Objective ::
Transcribe the records that follow. Keep every word exactly, and drop the pictures.

Records shown start

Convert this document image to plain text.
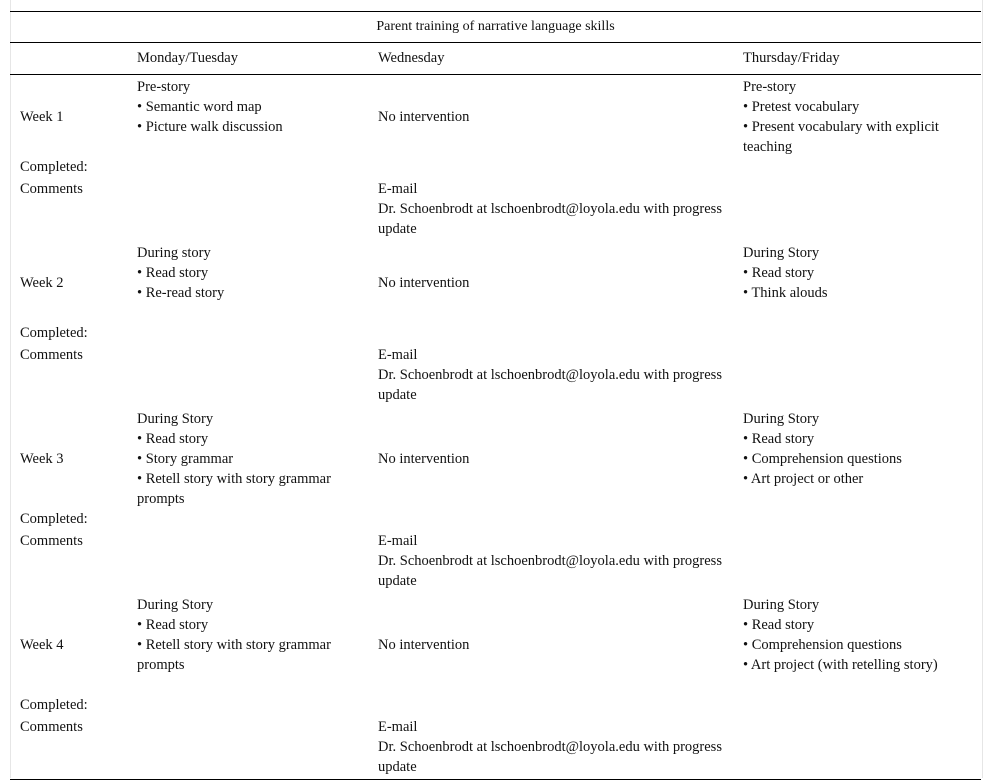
Parent training of narrative language skills			
	Monday/Tuesday	Wednesday	Thursday/Friday
Week 1	Pre-story
• Semantic word map
• Picture walk discussion	No intervention	Pre-story
• Pretest vocabulary
• Present vocabulary with explicit teaching

Completed:			
Comments		E-mail
Dr. Schoenbrodt at lschoenbrodt@loyola.edu with progress update	

Week 2	During story
• Read story
• Re-read story	No intervention	During Story
• Read story
• Think alouds

Completed:			
Comments		E-mail
Dr. Schoenbrodt at lschoenbrodt@loyola.edu with progress update	

Week 3	During Story
• Read story
• Story grammar
• Retell story with story grammar prompts	No intervention	During Story
• Read story
• Comprehension questions
• Art project or other

Completed:			
Comments		E-mail
Dr. Schoenbrodt at lschoenbrodt@loyola.edu with progress update	

Week 4	During Story
• Read story
• Retell story with story grammar prompts	No intervention	During Story
• Read story
• Comprehension questions
• Art project (with retelling story)

Completed:			
Comments		E-mail
Dr. Schoenbrodt at lschoenbrodt@loyola.edu with progress update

Records shown end

Exercise result ::
Convert this document image to plain text.
Parent training of narrative language skills			
	Monday/Tuesday	Wednesday	Thursday/Friday
Week 1	Pre-story
• Semantic word map
• Picture walk discussion	No intervention	Pre-story
• Pretest vocabulary
• Present vocabulary with explicit teaching

Completed:			
Comments		E-mail
Dr. Schoenbrodt at lschoenbrodt@loyola.edu with progress update	

Week 2	During story
• Read story
• Re-read story	No intervention	During Story
• Read story
• Think alouds

Completed:			
Comments		E-mail
Dr. Schoenbrodt at lschoenbrodt@loyola.edu with progress update	

Week 3	During Story
• Read story
• Story grammar
• Retell story with story grammar prompts	No intervention	During Story
• Read story
• Comprehension questions
• Art project or other

Completed:			
Comments		E-mail
Dr. Schoenbrodt at lschoenbrodt@loyola.edu with progress update	

Week 4	During Story
• Read story
• Retell story with story grammar prompts	No intervention	During Story
• Read story
• Comprehension questions
• Art project (with retelling story)

Completed:			
Comments		E-mail
Dr. Schoenbrodt at lschoenbrodt@loyola.edu with progress update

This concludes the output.